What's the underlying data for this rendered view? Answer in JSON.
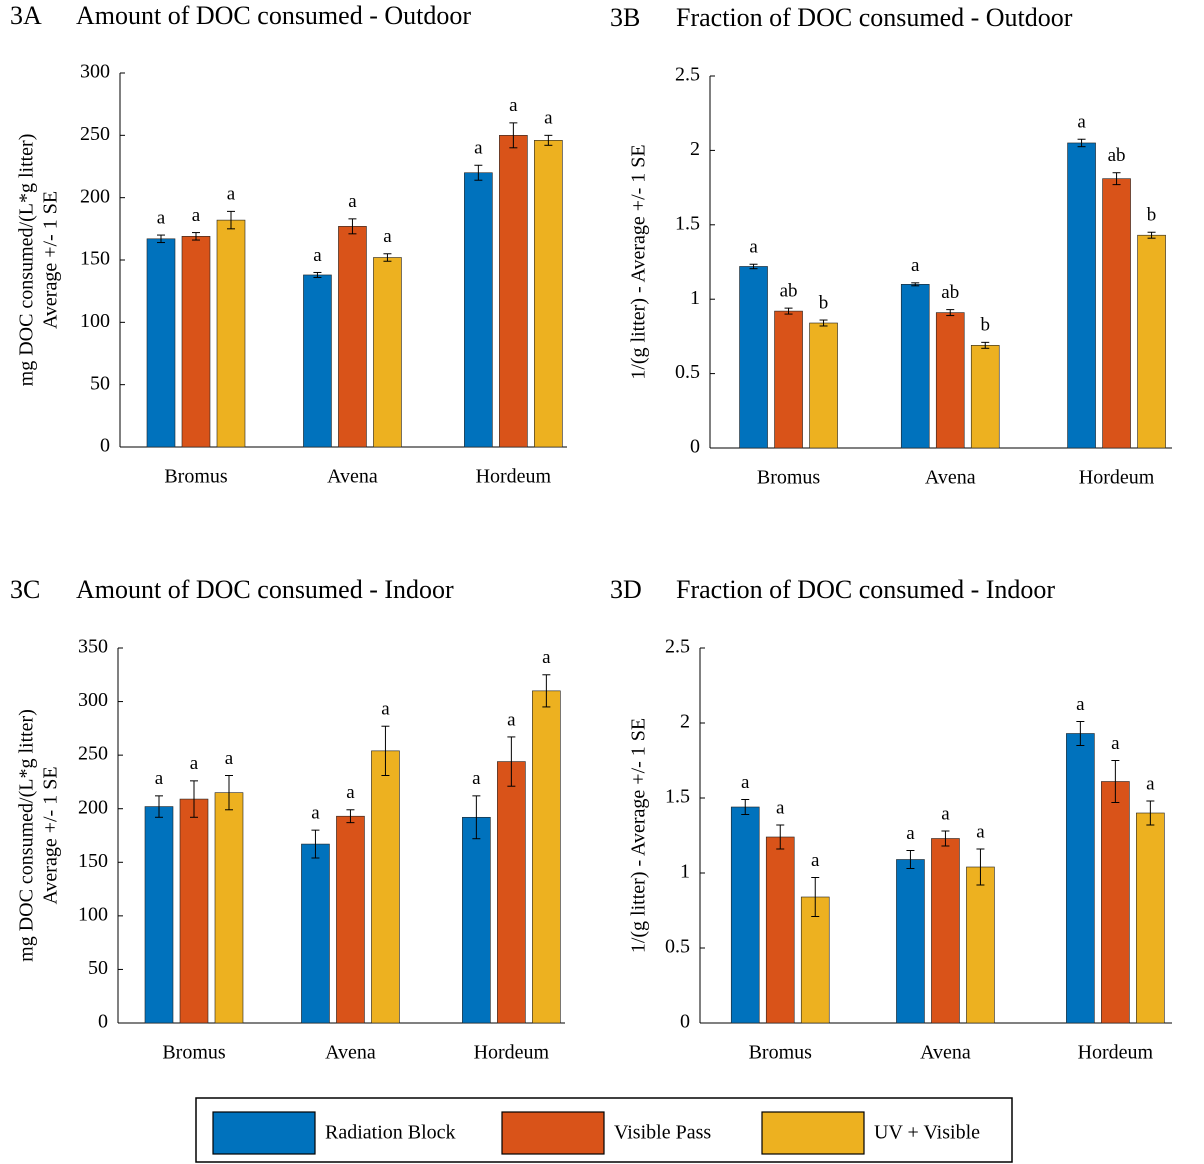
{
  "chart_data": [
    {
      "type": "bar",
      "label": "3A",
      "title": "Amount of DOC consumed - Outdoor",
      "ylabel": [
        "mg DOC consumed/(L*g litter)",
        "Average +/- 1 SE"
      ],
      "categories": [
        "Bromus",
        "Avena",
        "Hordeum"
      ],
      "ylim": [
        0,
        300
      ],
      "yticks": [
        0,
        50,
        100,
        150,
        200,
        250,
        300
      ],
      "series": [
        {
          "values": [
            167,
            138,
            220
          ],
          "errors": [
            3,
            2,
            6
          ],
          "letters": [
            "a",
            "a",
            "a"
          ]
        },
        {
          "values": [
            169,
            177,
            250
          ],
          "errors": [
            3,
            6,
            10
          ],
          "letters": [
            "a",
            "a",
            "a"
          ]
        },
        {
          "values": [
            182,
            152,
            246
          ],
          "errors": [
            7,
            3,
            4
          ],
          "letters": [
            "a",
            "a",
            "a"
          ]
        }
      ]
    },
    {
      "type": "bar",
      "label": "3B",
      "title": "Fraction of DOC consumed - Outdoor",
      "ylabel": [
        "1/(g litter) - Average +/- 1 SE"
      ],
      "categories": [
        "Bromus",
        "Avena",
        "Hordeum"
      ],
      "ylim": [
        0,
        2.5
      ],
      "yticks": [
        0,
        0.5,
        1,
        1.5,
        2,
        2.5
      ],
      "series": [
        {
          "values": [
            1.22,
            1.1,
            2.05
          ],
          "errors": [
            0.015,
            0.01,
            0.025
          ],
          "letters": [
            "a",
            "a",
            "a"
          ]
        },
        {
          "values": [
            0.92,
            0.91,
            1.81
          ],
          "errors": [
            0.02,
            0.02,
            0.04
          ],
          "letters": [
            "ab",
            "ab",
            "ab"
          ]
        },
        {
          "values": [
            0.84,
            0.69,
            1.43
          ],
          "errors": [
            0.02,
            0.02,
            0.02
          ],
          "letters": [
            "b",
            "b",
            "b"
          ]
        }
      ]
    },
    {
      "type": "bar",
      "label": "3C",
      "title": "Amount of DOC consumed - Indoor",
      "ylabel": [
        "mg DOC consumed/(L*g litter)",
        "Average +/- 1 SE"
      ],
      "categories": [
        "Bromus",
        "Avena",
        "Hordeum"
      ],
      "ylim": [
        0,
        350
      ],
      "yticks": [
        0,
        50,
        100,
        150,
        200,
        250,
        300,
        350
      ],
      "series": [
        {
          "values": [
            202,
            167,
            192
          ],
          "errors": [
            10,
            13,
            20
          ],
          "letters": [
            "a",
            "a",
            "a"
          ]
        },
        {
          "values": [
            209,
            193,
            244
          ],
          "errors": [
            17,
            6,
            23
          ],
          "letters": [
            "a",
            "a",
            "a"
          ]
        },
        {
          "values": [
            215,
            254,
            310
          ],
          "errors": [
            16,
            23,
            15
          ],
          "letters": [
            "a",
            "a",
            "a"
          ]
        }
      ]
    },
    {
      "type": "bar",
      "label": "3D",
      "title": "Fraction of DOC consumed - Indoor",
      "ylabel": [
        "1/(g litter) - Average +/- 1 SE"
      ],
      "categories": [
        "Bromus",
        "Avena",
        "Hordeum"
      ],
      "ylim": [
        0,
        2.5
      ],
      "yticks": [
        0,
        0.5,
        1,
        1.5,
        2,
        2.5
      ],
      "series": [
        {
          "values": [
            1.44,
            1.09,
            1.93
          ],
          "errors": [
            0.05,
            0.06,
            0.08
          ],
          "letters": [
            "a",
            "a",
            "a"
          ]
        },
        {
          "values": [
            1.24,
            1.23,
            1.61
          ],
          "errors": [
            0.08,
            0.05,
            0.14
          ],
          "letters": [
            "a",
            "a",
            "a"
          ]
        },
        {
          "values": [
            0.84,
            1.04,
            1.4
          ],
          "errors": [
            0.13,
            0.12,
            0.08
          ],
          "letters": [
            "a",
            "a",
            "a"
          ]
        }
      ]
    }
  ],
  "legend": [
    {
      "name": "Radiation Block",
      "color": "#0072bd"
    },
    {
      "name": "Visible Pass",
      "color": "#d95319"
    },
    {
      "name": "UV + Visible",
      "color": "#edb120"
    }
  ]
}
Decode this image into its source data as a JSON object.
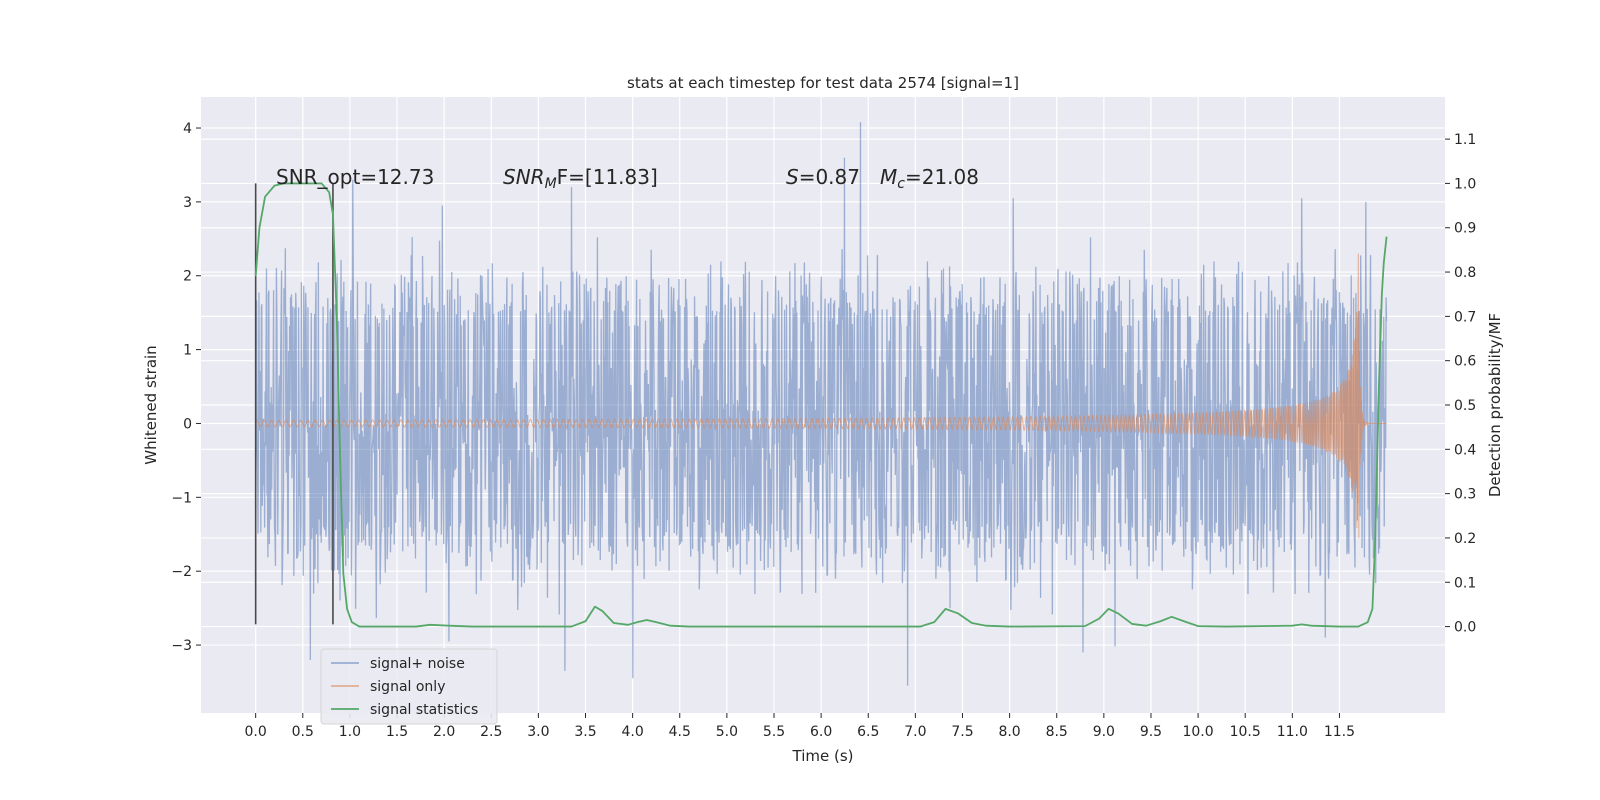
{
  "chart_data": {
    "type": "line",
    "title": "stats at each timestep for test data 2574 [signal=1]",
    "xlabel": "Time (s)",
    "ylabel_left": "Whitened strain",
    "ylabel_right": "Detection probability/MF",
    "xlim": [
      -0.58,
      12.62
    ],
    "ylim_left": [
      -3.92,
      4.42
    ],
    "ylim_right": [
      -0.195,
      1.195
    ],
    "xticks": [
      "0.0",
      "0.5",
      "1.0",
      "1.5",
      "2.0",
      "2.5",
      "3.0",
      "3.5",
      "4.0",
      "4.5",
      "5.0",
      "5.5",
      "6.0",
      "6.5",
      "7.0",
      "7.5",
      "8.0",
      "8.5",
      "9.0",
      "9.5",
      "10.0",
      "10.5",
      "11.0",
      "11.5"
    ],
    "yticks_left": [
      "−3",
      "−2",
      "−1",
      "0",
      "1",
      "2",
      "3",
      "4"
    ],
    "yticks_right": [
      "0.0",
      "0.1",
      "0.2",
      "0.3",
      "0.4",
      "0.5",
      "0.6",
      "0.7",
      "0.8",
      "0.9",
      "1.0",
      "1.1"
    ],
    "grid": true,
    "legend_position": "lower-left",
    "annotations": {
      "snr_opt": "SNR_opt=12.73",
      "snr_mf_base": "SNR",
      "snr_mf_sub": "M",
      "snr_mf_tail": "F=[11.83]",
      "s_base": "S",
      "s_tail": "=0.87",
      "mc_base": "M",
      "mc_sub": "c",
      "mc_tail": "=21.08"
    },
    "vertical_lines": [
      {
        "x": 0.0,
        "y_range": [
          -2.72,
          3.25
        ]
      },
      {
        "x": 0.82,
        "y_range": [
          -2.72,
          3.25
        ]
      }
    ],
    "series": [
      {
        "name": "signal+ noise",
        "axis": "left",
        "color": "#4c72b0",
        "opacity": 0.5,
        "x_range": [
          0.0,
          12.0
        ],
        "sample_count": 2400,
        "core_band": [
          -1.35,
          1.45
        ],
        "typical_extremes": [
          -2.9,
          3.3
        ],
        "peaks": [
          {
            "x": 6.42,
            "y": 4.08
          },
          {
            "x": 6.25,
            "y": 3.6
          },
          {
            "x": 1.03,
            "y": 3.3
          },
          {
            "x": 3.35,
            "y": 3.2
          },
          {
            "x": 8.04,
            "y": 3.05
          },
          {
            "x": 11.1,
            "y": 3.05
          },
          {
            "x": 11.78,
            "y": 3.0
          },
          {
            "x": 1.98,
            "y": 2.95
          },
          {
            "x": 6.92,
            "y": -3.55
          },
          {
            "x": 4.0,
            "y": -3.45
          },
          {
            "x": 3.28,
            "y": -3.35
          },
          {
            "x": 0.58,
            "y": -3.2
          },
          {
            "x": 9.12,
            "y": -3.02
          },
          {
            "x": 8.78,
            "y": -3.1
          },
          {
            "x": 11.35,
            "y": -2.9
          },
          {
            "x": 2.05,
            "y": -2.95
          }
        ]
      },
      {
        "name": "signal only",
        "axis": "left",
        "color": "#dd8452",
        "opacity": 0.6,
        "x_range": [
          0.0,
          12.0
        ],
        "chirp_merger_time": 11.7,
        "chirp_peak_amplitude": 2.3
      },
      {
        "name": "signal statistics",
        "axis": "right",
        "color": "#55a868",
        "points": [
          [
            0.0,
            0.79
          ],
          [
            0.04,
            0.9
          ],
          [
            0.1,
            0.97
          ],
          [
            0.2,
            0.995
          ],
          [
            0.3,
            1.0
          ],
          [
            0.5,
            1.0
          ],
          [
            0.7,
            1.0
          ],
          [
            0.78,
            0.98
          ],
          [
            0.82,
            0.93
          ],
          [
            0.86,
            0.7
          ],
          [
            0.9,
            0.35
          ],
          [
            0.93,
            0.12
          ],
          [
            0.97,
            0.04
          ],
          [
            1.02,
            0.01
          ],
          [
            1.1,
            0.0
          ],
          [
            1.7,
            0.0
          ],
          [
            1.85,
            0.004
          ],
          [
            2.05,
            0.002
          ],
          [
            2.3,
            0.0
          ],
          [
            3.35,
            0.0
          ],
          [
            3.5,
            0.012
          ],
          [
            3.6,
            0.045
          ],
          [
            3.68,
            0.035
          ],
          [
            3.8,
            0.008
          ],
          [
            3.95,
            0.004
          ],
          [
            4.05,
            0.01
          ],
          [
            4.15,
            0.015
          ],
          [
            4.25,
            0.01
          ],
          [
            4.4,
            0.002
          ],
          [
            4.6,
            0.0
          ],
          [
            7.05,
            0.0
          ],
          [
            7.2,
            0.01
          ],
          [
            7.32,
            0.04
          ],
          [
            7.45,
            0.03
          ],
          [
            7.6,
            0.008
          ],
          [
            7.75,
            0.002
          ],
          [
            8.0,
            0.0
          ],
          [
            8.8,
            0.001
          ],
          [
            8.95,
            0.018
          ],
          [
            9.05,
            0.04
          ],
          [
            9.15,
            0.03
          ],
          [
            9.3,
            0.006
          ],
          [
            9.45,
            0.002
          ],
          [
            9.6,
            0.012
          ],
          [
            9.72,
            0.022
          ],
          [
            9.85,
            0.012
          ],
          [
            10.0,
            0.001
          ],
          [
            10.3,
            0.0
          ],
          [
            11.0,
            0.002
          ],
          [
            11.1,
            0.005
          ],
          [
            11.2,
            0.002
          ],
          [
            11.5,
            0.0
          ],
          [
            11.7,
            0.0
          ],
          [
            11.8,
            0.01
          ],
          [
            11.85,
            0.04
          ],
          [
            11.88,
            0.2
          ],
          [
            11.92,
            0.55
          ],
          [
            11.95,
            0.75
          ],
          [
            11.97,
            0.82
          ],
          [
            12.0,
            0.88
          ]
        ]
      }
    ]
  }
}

---+---

● What you need to do: What is the number of lines that hold the string "this"? Give it alone.

● In response: 2